Every line containing the word "caregiver" needs to be found and copied.

◆ ◆ ◆ ◆

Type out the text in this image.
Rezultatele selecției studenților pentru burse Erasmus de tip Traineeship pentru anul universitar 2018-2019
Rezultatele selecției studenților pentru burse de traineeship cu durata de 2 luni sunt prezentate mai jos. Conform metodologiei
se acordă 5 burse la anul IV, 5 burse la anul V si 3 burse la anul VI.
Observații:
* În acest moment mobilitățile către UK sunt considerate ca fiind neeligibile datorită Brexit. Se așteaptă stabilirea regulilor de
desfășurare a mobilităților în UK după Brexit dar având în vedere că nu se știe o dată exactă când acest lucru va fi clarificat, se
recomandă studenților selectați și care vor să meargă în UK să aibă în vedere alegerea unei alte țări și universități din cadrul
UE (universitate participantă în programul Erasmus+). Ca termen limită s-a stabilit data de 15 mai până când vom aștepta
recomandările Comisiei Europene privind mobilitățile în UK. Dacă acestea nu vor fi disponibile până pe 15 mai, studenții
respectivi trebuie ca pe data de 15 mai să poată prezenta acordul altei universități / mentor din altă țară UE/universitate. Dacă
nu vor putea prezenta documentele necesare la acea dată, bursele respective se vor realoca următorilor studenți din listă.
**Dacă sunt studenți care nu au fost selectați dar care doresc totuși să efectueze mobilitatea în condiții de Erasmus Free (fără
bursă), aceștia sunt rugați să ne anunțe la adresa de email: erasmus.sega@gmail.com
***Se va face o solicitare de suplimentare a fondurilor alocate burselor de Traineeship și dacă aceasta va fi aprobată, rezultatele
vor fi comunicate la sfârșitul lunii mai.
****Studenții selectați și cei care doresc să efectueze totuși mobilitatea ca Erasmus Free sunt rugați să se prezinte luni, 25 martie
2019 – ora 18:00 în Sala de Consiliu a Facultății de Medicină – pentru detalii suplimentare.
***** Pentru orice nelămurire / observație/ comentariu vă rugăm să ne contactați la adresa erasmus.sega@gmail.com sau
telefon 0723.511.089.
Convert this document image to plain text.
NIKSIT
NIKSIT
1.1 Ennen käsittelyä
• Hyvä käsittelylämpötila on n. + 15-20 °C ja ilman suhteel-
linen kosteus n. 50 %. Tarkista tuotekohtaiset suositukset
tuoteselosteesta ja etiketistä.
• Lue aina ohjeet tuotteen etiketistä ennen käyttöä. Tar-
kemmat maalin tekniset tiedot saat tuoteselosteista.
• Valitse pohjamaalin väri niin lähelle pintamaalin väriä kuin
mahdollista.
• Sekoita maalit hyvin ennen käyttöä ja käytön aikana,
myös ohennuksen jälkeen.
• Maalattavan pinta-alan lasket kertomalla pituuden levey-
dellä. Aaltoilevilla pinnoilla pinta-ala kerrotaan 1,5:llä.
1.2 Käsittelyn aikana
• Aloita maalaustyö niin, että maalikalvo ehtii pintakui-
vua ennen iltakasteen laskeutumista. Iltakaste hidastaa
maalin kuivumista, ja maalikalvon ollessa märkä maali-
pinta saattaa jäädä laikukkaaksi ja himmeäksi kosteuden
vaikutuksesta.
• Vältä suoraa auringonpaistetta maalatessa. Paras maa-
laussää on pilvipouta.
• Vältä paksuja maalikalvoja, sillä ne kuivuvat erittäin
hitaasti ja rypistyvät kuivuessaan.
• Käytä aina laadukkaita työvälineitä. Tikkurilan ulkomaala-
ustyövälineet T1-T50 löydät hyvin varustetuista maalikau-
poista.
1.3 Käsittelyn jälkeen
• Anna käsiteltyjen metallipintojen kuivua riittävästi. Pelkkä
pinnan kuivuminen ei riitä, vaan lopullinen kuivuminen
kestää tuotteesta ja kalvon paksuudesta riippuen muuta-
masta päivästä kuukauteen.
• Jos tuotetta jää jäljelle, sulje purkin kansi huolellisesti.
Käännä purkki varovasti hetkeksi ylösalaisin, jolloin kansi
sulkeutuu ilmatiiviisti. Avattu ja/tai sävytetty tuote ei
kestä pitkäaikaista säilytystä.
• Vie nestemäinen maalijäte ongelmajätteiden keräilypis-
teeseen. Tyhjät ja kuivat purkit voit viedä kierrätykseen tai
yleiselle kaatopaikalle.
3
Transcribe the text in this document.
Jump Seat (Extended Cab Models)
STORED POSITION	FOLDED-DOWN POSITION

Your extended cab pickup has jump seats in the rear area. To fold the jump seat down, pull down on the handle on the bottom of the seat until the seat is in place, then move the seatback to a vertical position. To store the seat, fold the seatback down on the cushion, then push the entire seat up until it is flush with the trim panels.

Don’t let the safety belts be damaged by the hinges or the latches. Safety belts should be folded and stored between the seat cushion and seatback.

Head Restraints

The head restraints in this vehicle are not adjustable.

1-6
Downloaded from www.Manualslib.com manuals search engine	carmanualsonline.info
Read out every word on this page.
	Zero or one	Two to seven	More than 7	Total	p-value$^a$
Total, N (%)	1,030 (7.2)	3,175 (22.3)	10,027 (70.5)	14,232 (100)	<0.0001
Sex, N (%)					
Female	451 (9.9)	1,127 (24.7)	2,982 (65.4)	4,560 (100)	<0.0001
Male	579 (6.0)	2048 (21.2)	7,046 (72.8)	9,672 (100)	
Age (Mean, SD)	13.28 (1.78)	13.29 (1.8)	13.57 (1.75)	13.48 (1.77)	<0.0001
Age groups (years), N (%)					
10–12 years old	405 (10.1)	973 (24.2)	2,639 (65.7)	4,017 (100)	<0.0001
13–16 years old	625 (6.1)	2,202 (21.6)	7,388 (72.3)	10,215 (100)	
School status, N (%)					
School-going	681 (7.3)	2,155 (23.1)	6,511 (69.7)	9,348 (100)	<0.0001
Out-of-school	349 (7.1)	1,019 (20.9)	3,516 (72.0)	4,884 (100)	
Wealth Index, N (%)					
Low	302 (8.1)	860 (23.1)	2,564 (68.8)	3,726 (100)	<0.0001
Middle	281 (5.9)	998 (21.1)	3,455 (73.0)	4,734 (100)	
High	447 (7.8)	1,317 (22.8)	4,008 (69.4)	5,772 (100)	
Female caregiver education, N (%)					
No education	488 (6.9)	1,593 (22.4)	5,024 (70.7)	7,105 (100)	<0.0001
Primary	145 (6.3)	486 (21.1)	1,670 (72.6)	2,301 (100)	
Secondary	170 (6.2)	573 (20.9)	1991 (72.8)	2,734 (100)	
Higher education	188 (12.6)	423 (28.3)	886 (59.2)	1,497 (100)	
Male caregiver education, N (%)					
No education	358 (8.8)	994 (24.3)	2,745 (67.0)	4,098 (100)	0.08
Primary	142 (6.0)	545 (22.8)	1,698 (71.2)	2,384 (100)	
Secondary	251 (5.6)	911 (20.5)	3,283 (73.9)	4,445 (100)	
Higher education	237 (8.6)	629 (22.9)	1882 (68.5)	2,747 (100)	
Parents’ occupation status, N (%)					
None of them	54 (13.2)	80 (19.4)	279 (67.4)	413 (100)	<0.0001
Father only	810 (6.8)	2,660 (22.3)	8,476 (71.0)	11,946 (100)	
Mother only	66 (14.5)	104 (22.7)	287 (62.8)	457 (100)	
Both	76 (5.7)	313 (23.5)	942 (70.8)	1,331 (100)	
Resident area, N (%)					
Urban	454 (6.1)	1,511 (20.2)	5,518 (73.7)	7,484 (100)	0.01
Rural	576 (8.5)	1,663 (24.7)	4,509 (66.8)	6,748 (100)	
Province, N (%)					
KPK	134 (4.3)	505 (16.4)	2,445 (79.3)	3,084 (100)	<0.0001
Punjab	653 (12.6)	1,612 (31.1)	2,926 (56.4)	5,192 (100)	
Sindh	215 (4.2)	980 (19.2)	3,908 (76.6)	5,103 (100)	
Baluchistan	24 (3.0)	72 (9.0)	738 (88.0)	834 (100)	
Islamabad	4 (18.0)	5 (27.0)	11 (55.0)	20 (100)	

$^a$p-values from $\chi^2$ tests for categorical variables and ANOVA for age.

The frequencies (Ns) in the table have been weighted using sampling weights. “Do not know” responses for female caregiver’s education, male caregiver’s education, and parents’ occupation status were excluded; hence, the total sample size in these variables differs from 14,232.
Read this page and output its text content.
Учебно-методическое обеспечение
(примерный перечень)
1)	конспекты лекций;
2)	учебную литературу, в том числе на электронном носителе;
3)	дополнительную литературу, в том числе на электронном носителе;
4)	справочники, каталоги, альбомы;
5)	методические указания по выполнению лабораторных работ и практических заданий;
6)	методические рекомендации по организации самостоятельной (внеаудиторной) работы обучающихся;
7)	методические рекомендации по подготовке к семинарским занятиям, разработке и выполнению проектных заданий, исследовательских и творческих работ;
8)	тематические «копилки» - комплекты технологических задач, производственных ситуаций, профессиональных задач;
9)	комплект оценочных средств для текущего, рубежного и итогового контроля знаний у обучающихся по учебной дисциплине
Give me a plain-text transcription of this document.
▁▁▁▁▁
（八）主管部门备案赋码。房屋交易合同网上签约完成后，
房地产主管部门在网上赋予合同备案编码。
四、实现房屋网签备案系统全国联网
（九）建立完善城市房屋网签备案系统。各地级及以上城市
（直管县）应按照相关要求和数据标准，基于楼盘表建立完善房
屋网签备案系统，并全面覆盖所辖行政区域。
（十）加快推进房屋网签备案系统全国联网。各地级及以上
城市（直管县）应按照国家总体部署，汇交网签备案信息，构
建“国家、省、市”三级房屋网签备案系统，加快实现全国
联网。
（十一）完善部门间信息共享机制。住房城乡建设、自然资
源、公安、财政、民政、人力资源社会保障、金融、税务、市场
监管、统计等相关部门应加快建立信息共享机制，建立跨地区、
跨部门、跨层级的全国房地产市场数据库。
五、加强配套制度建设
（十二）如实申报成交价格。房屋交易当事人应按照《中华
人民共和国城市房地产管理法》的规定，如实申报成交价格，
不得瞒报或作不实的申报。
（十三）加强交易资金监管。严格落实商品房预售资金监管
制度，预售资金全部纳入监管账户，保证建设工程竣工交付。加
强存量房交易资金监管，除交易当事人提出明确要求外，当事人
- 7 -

◆ ◆ ◆ ◆

--- WRITTEN ANSWER ---
Female caregiver education, N (%)					
Male caregiver education, N (%)					
The frequencies (Ns) in the table have been weighted using sampling weights. “Do not know” responses for female caregiver’s education, male caregiver’s education, and parents’ occupation status were excluded; hence, the total sample size in these variables differs from 14,232.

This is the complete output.